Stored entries

## START

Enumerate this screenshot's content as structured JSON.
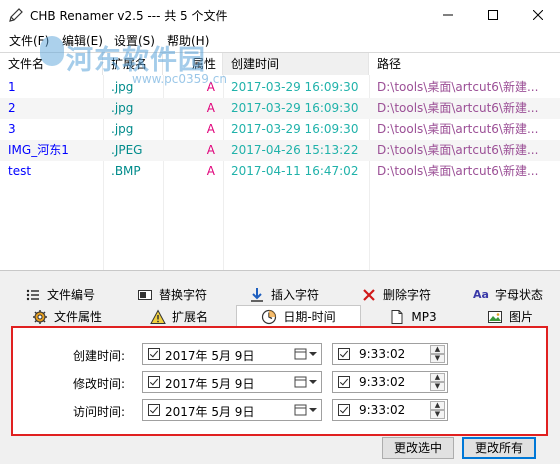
{
  "window": {
    "title": "CHB Renamer v2.5 --- 共 5 个文件"
  },
  "menu": [
    {
      "label": "文件(F)"
    },
    {
      "label": "编辑(E)"
    },
    {
      "label": "设置(S)"
    },
    {
      "label": "帮助(H)"
    }
  ],
  "watermark": {
    "text": "河东软件园",
    "url": "www.pc0359.cn"
  },
  "filelist": {
    "columns": [
      "文件名",
      "扩展名",
      "属性",
      "创建时间",
      "路径"
    ],
    "rows": [
      {
        "name": "1",
        "ext": ".jpg",
        "attr": "A",
        "ctime": "2017-03-29 16:09:30",
        "path": "D:\\tools\\桌面\\artcut6\\新建..."
      },
      {
        "name": "2",
        "ext": ".jpg",
        "attr": "A",
        "ctime": "2017-03-29 16:09:30",
        "path": "D:\\tools\\桌面\\artcut6\\新建..."
      },
      {
        "name": "3",
        "ext": ".jpg",
        "attr": "A",
        "ctime": "2017-03-29 16:09:30",
        "path": "D:\\tools\\桌面\\artcut6\\新建..."
      },
      {
        "name": "IMG_河东1",
        "ext": ".JPEG",
        "attr": "A",
        "ctime": "2017-04-26 15:13:22",
        "path": "D:\\tools\\桌面\\artcut6\\新建..."
      },
      {
        "name": "test",
        "ext": ".BMP",
        "attr": "A",
        "ctime": "2017-04-11 16:47:02",
        "path": "D:\\tools\\桌面\\artcut6\\新建..."
      }
    ]
  },
  "tabs_top": [
    {
      "label": "文件编号",
      "icon": "list-numbered-icon"
    },
    {
      "label": "替换字符",
      "icon": "replace-icon"
    },
    {
      "label": "插入字符",
      "icon": "insert-icon"
    },
    {
      "label": "删除字符",
      "icon": "delete-x-icon"
    },
    {
      "label": "字母状态",
      "icon": "letter-case-icon",
      "icon_text": "Aa"
    }
  ],
  "tabs_bottom": [
    {
      "label": "文件属性",
      "icon": "gear-icon"
    },
    {
      "label": "扩展名",
      "icon": "warning-icon"
    },
    {
      "label": "日期-时间",
      "icon": "clock-icon",
      "active": true
    },
    {
      "label": "MP3",
      "icon": "document-icon"
    },
    {
      "label": "图片",
      "icon": "image-icon"
    }
  ],
  "datetime": {
    "rows": [
      {
        "label": "创建时间:",
        "date": "2017年  5月  9日",
        "time": "9:33:02"
      },
      {
        "label": "修改时间:",
        "date": "2017年  5月  9日",
        "time": "9:33:02"
      },
      {
        "label": "访问时间:",
        "date": "2017年  5月  9日",
        "time": "9:33:02"
      }
    ]
  },
  "buttons": {
    "apply_selected": "更改选中",
    "apply_all": "更改所有"
  },
  "colors": {
    "highlight_border": "#e02020",
    "name": "#0000ff",
    "ext": "#008b8b",
    "attr": "#e0007a",
    "ctime": "#20b2aa",
    "path": "#9b4f96"
  }
}
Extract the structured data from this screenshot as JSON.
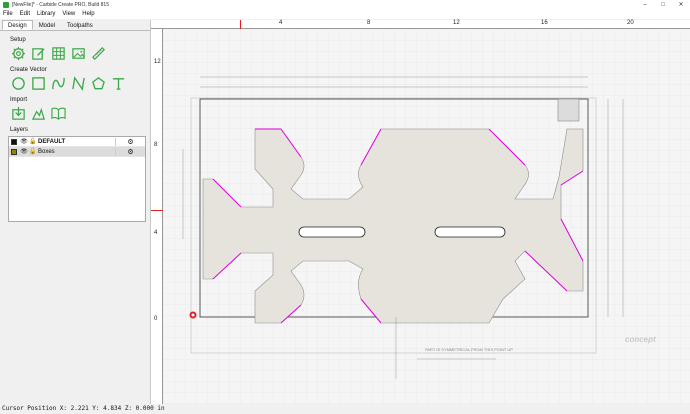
{
  "window": {
    "title": "[NewFile]* - Carbide Create PRO, Build 815"
  },
  "menu": [
    "File",
    "Edit",
    "Library",
    "View",
    "Help"
  ],
  "tabs": [
    {
      "label": "Design",
      "active": true
    },
    {
      "label": "Model",
      "active": false
    },
    {
      "label": "Toolpaths",
      "active": false
    }
  ],
  "sections": {
    "setup": "Setup",
    "create_vector": "Create Vector",
    "import": "Import",
    "layers": "Layers"
  },
  "layers": [
    {
      "name": "DEFAULT",
      "color": "#111111",
      "selected": false,
      "bold": true
    },
    {
      "name": "Boxes",
      "color": "#8a8a00",
      "selected": true,
      "bold": false
    }
  ],
  "ruler": {
    "top_ticks": [
      "4",
      "8",
      "12",
      "16",
      "20"
    ],
    "left_ticks": [
      "12",
      "8",
      "4",
      "0"
    ]
  },
  "drawing": {
    "note": "PART IS SYMMETRICAL FROM THIS POINT UP",
    "logo": "concept",
    "accent": "#e000e0"
  },
  "status": {
    "text": "Cursor Position X: 2.221 Y: 4.834 Z: 0.000 in"
  }
}
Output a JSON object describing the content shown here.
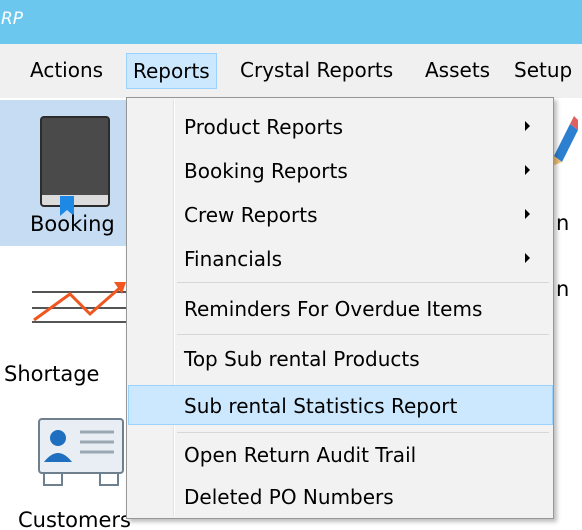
{
  "window": {
    "title": "RP"
  },
  "menubar": {
    "items": [
      "Actions",
      "Reports",
      "Crystal Reports",
      "Assets",
      "Setup"
    ]
  },
  "ribbon": {
    "booking_label": "Booking",
    "shortages_label": "Shortage",
    "customers_label": "Customers",
    "right_fragments": [
      "n",
      "n"
    ]
  },
  "reports_menu": {
    "items": [
      {
        "label": "Product Reports"
      },
      {
        "label": "Booking Reports"
      },
      {
        "label": "Crew Reports"
      },
      {
        "label": "Financials"
      },
      {
        "label": "Reminders For Overdue Items"
      },
      {
        "label": "Top Sub rental Products"
      },
      {
        "label": "Sub rental Statistics Report"
      },
      {
        "label": "Open Return Audit Trail"
      },
      {
        "label": "Deleted PO Numbers"
      }
    ]
  },
  "colors": {
    "titlebar": "#6cc7ef",
    "highlight": "#cce8ff",
    "highlight_border": "#99d1ff",
    "ribbon_selected": "#c5dcf3"
  }
}
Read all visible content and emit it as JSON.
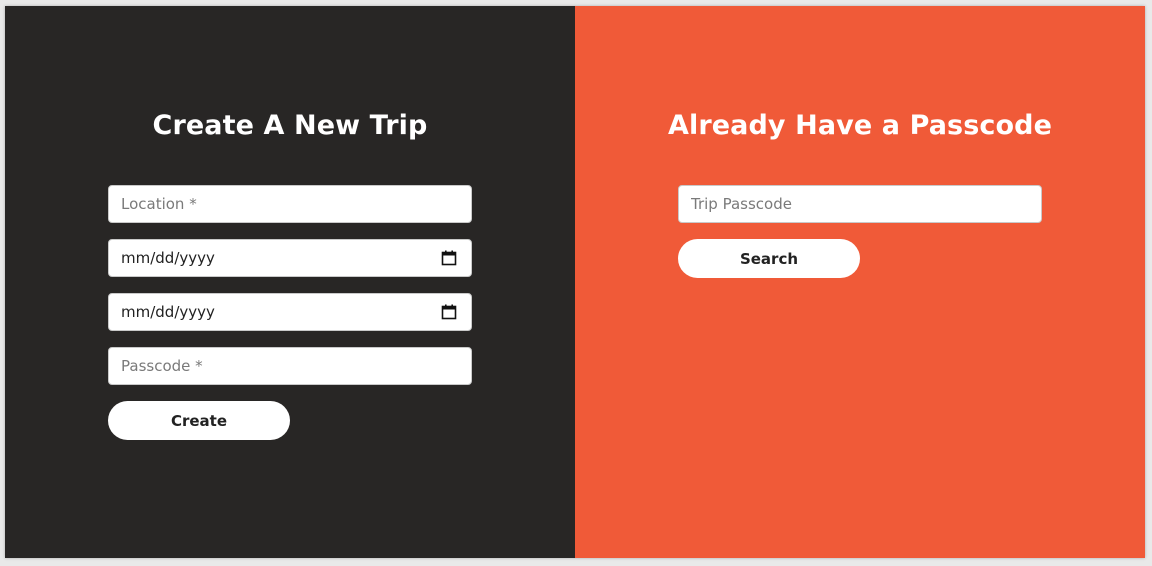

## END

● PROMPT
Without the pictures, restate each entry exactly.

● ANSWER
Enumerate this screenshot's content as structured JSON.
{
  "window": {
    "title": "CHB Renamer v2.5 --- 共 5 个文件"
  },
  "menu": [
    {
      "label": "文件(F)"
    },
    {
      "label": "编辑(E)"
    },
    {
      "label": "设置(S)"
    },
    {
      "label": "帮助(H)"
    }
  ],
  "watermark": {
    "text": "河东软件园",
    "url": "www.pc0359.cn"
  },
  "filelist": {
    "columns": [
      "文件名",
      "扩展名",
      "属性",
      "创建时间",
      "路径"
    ],
    "rows": [
      {
        "name": "1",
        "ext": ".jpg",
        "attr": "A",
        "ctime": "2017-03-29 16:09:30",
        "path": "D:\\tools\\桌面\\artcut6\\新建..."
      },
      {
        "name": "2",
        "ext": ".jpg",
        "attr": "A",
        "ctime": "2017-03-29 16:09:30",
        "path": "D:\\tools\\桌面\\artcut6\\新建..."
      },
      {
        "name": "3",
        "ext": ".jpg",
        "attr": "A",
        "ctime": "2017-03-29 16:09:30",
        "path": "D:\\tools\\桌面\\artcut6\\新建..."
      },
      {
        "name": "IMG_河东1",
        "ext": ".JPEG",
        "attr": "A",
        "ctime": "2017-04-26 15:13:22",
        "path": "D:\\tools\\桌面\\artcut6\\新建..."
      },
      {
        "name": "test",
        "ext": ".BMP",
        "attr": "A",
        "ctime": "2017-04-11 16:47:02",
        "path": "D:\\tools\\桌面\\artcut6\\新建..."
      }
    ]
  },
  "tabs_top": [
    {
      "label": "文件编号",
      "icon": "list-numbered-icon"
    },
    {
      "label": "替换字符",
      "icon": "replace-icon"
    },
    {
      "label": "插入字符",
      "icon": "insert-icon"
    },
    {
      "label": "删除字符",
      "icon": "delete-x-icon"
    },
    {
      "label": "字母状态",
      "icon": "letter-case-icon",
      "icon_text": "Aa"
    }
  ],
  "tabs_bottom": [
    {
      "label": "文件属性",
      "icon": "gear-icon"
    },
    {
      "label": "扩展名",
      "icon": "warning-icon"
    },
    {
      "label": "日期-时间",
      "icon": "clock-icon",
      "active": true
    },
    {
      "label": "MP3",
      "icon": "document-icon"
    },
    {
      "label": "图片",
      "icon": "image-icon"
    }
  ],
  "datetime": {
    "rows": [
      {
        "label": "创建时间:",
        "date": "2017年  5月  9日",
        "time": "9:33:02"
      },
      {
        "label": "修改时间:",
        "date": "2017年  5月  9日",
        "time": "9:33:02"
      },
      {
        "label": "访问时间:",
        "date": "2017年  5月  9日",
        "time": "9:33:02"
      }
    ]
  },
  "buttons": {
    "apply_selected": "更改选中",
    "apply_all": "更改所有"
  },
  "colors": {
    "highlight_border": "#e02020",
    "name": "#0000ff",
    "ext": "#008b8b",
    "attr": "#e0007a",
    "ctime": "#20b2aa",
    "path": "#9b4f96"
  }
}
Extract the structured data from this screenshot as JSON.
{
  "window": {
    "title": "[NewFile]* - Carbide Create PRO, Build 815"
  },
  "menu": [
    "File",
    "Edit",
    "Library",
    "View",
    "Help"
  ],
  "tabs": [
    {
      "label": "Design",
      "active": true
    },
    {
      "label": "Model",
      "active": false
    },
    {
      "label": "Toolpaths",
      "active": false
    }
  ],
  "sections": {
    "setup": "Setup",
    "create_vector": "Create Vector",
    "import": "Import",
    "layers": "Layers"
  },
  "layers": [
    {
      "name": "DEFAULT",
      "color": "#111111",
      "selected": false,
      "bold": true
    },
    {
      "name": "Boxes",
      "color": "#8a8a00",
      "selected": true,
      "bold": false
    }
  ],
  "ruler": {
    "top_ticks": [
      "4",
      "8",
      "12",
      "16",
      "20"
    ],
    "left_ticks": [
      "12",
      "8",
      "4",
      "0"
    ]
  },
  "drawing": {
    "note": "PART IS SYMMETRICAL FROM THIS POINT UP",
    "logo": "concept",
    "accent": "#e000e0"
  },
  "status": {
    "text": "Cursor Position X: 2.221 Y: 4.834 Z: 0.000 in"
  }
}
Output a JSON object describing the content shown here.
{
  "window": {
    "title": "RP"
  },
  "menubar": {
    "items": [
      "Actions",
      "Reports",
      "Crystal Reports",
      "Assets",
      "Setup"
    ]
  },
  "ribbon": {
    "booking_label": "Booking",
    "shortages_label": "Shortage",
    "customers_label": "Customers",
    "right_fragments": [
      "n",
      "n"
    ]
  },
  "reports_menu": {
    "items": [
      {
        "label": "Product Reports"
      },
      {
        "label": "Booking Reports"
      },
      {
        "label": "Crew Reports"
      },
      {
        "label": "Financials"
      },
      {
        "label": "Reminders For Overdue Items"
      },
      {
        "label": "Top Sub rental Products"
      },
      {
        "label": "Sub rental Statistics Report"
      },
      {
        "label": "Open Return Audit Trail"
      },
      {
        "label": "Deleted PO Numbers"
      }
    ]
  },
  "colors": {
    "titlebar": "#6cc7ef",
    "highlight": "#cce8ff",
    "highlight_border": "#99d1ff",
    "ribbon_selected": "#c5dcf3"
  }
}
Read all visible content and emit it as JSON.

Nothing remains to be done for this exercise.